*Data records*.
◇ ◇ ◇
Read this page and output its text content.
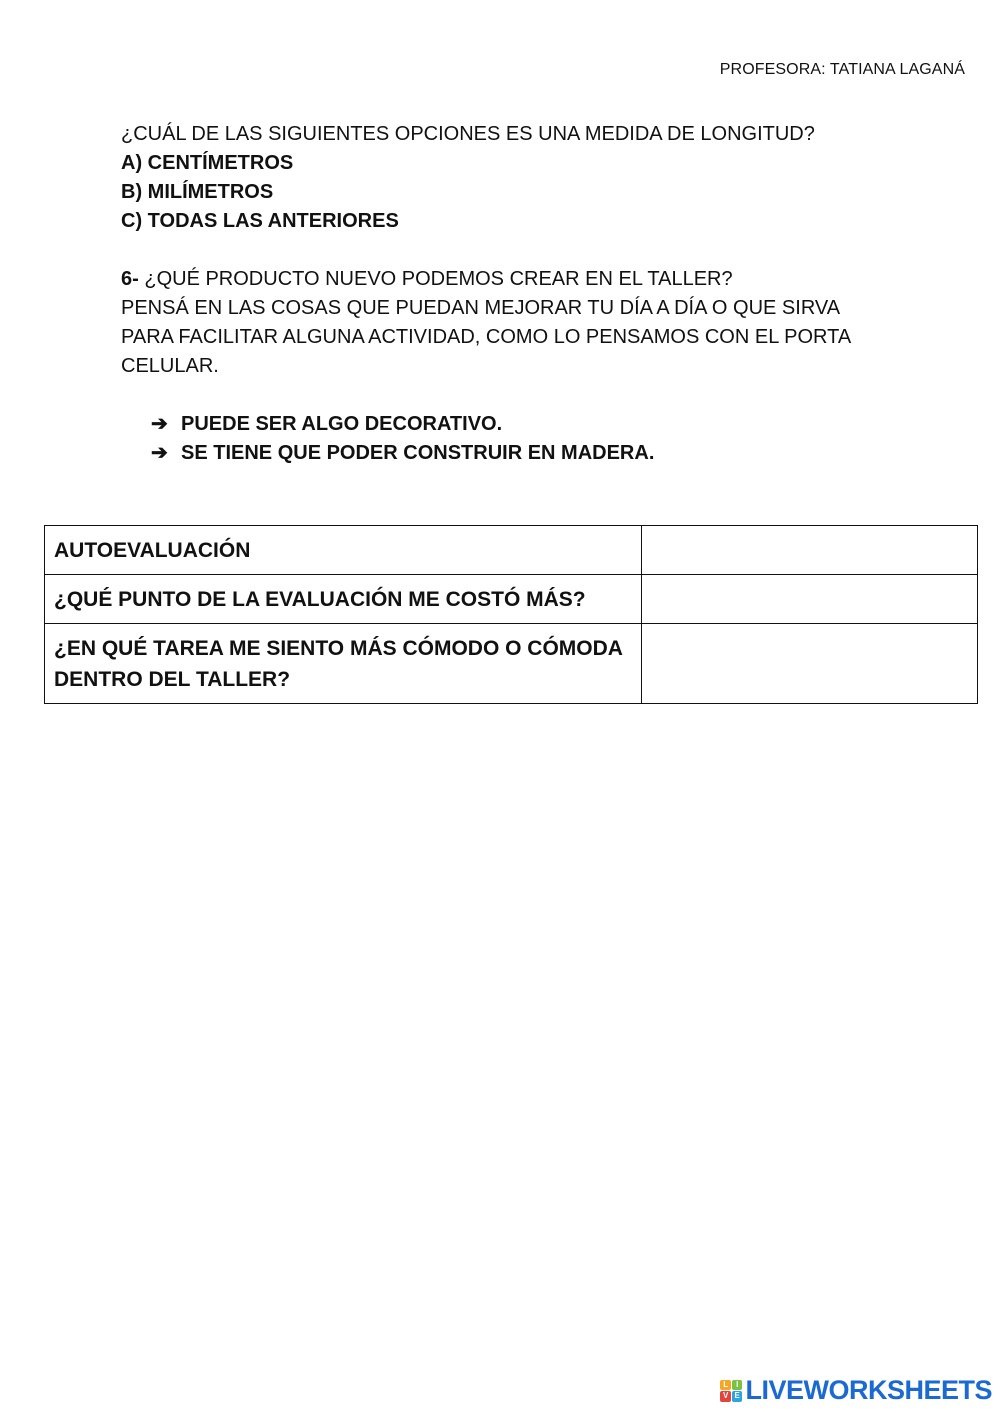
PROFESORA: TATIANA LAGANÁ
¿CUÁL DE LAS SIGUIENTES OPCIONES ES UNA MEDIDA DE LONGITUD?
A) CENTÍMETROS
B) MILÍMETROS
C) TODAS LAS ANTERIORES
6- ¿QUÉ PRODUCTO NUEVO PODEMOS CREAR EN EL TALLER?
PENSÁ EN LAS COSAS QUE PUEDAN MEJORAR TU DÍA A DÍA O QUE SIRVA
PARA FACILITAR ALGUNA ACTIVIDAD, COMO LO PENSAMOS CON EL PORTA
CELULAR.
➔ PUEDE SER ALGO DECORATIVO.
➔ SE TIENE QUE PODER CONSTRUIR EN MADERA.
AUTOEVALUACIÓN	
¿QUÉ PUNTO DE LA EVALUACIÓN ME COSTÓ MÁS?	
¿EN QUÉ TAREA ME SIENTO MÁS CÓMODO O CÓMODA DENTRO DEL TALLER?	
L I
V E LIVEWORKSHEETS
◇ ◇ ◇
*Aim of the task*. From the records above, pull out each line that has "TALLER".

*Solution to this task*.
6- ¿QUÉ PRODUCTO NUEVO PODEMOS CREAR EN EL TALLER?
¿EN QUÉ TAREA ME SIENTO MÁS CÓMODO O CÓMODA DENTRO DEL TALLER?	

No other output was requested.